*What you have to do*: From the entries below, copy every line holding the word "الله".
○ ○ ○ ○
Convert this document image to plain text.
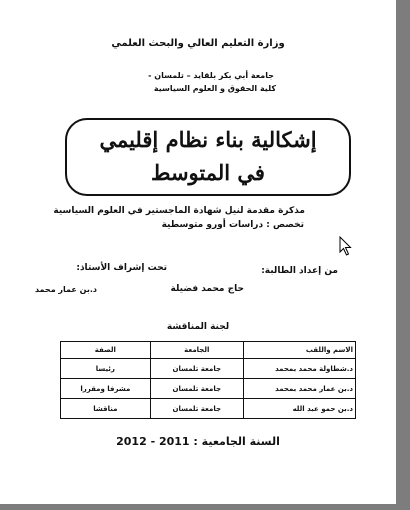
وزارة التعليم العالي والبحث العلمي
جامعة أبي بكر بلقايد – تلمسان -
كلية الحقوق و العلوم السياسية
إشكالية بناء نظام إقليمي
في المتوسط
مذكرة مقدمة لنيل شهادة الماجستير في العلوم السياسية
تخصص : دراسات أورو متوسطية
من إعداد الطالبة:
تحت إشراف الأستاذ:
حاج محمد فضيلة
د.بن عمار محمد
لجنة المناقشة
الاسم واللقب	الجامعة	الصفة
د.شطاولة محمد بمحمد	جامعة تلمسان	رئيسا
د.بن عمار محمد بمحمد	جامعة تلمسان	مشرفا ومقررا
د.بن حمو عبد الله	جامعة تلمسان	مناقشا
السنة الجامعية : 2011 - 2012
○ ○ ○ ○
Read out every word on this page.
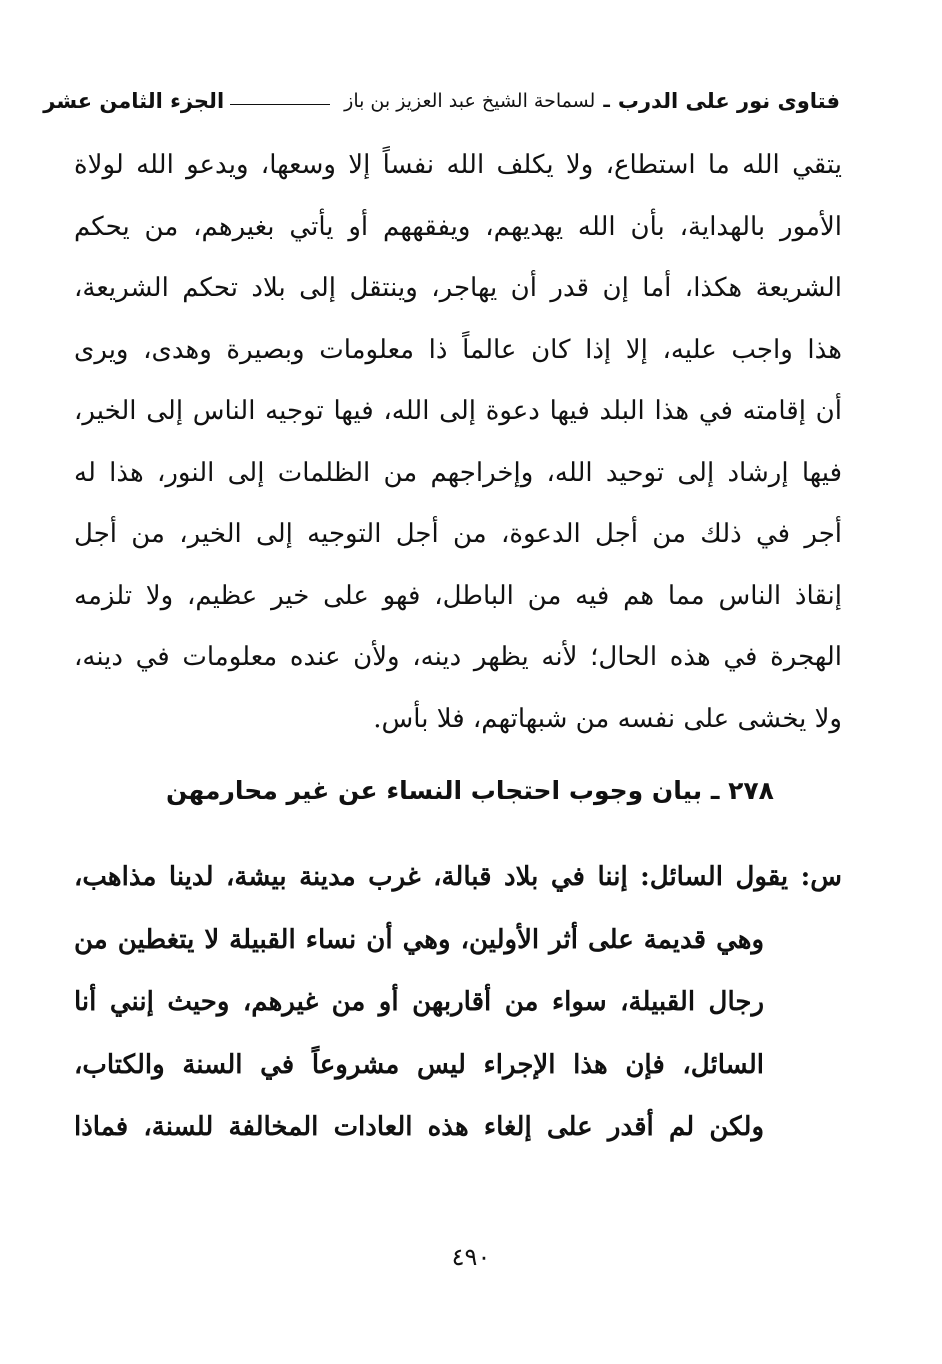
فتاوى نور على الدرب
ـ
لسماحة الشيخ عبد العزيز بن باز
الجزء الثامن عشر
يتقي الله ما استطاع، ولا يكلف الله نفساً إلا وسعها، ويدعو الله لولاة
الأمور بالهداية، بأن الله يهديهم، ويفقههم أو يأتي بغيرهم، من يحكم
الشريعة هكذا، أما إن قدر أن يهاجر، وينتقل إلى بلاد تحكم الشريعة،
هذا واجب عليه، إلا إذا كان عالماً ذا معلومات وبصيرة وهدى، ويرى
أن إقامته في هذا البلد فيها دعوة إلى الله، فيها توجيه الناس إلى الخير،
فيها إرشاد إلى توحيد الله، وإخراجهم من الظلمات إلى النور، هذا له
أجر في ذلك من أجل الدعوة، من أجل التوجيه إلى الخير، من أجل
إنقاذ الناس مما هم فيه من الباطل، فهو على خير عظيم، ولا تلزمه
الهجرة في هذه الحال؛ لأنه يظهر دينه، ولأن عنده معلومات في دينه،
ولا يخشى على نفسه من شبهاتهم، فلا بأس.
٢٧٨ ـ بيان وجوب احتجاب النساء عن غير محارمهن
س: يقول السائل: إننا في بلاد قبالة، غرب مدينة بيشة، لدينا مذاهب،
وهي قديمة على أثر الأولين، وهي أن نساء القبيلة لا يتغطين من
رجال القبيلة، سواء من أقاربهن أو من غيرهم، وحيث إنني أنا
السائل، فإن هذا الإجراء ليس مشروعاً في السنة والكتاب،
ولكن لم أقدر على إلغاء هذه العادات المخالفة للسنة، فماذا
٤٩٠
○ ○ ○ ○
*Solution to the problem*:
د.بن حمو عبد الله	جامعة تلمسان	مناقشا
يتقي الله ما استطاع، ولا يكلف الله نفساً إلا وسعها، ويدعو الله لولاة
الأمور بالهداية، بأن الله يهديهم، ويفقههم أو يأتي بغيرهم، من يحكم
أن إقامته في هذا البلد فيها دعوة إلى الله، فيها توجيه الناس إلى الخير،
فيها إرشاد إلى توحيد الله، وإخراجهم من الظلمات إلى النور، هذا له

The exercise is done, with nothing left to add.